DO THIS: Look through the data below. Pick out the lines holding the string "title".

RECORDS:
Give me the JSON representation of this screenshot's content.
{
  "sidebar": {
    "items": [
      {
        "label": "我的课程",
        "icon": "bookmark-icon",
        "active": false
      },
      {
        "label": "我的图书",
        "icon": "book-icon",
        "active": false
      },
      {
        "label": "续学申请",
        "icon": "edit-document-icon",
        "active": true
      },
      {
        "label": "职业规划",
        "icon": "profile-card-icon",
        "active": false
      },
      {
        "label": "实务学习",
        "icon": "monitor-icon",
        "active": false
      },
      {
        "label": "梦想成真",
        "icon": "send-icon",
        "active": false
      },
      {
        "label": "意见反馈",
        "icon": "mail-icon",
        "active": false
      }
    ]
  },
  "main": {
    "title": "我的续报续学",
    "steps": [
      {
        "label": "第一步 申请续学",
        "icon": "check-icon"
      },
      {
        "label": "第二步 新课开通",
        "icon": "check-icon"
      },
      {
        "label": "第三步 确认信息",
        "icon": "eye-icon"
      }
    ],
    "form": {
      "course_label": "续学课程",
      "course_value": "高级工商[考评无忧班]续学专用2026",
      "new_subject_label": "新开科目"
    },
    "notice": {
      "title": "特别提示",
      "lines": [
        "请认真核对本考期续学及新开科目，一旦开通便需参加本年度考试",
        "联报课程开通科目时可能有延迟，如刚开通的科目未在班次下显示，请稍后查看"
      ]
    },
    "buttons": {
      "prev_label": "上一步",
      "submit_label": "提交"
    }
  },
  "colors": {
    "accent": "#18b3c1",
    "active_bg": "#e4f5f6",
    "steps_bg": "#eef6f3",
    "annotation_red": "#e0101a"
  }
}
...
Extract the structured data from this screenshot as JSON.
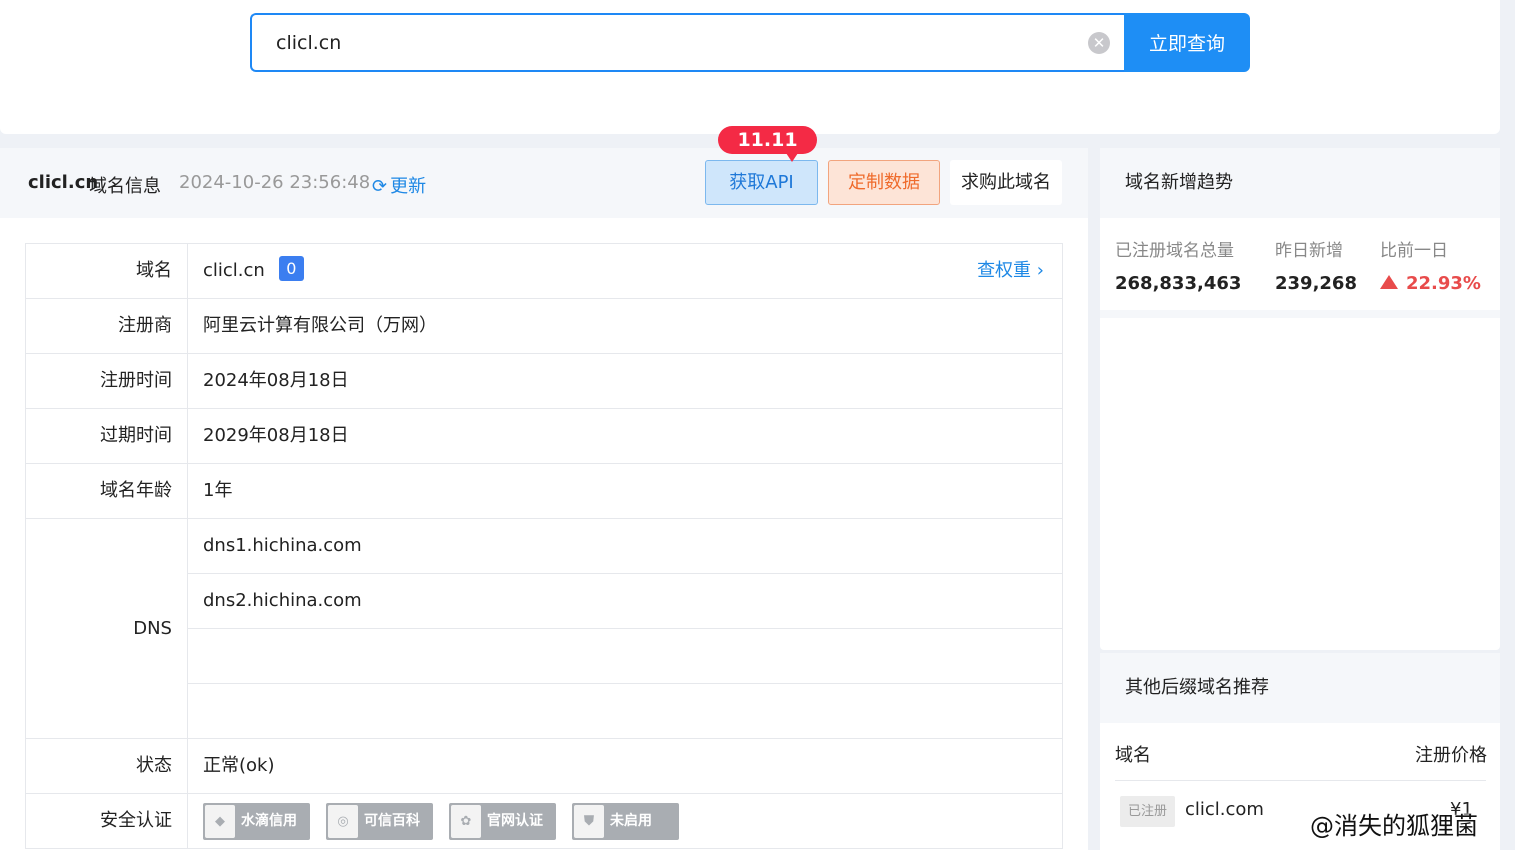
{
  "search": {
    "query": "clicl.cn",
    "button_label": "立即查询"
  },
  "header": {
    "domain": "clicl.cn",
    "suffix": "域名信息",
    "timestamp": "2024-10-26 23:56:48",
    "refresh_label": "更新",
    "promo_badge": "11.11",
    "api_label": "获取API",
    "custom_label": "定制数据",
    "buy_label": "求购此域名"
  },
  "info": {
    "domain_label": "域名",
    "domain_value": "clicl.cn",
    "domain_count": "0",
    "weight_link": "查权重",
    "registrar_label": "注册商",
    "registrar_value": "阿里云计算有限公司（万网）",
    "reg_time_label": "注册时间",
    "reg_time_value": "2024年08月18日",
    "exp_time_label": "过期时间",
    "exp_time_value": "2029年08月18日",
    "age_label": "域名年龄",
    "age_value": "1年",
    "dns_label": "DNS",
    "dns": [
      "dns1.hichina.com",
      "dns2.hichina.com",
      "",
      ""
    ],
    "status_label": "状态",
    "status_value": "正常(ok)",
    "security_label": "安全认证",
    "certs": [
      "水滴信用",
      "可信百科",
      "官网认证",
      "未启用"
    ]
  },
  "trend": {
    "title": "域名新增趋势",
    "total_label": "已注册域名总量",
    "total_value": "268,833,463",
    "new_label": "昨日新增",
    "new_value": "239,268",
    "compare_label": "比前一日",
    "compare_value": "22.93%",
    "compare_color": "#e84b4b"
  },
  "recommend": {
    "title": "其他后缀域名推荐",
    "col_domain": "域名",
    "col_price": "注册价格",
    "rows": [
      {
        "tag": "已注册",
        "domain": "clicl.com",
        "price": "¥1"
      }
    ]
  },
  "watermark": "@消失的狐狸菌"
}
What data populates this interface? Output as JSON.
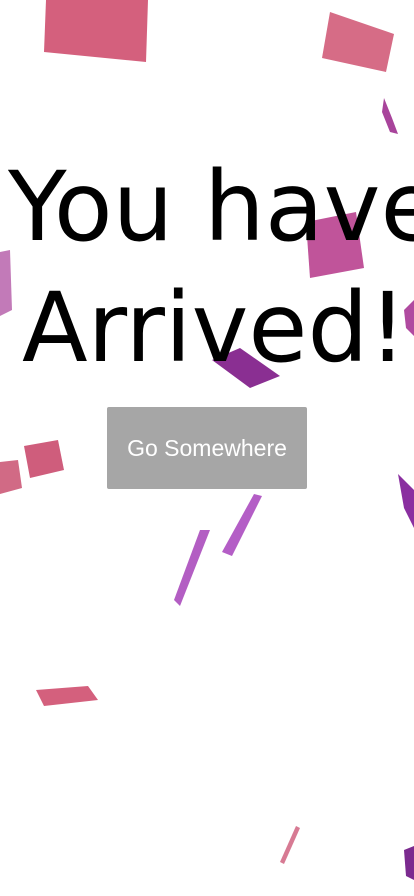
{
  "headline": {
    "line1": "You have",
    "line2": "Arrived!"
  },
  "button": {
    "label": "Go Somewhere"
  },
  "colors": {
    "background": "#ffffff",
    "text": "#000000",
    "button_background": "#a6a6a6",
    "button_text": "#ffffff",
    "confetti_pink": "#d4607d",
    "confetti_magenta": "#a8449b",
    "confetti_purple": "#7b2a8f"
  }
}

IN RESPONSE:
    "title": "我的续报续学",
      "title": "特别提示",
    "title": "域名新增趋势",
    "title": "其他后缀域名推荐",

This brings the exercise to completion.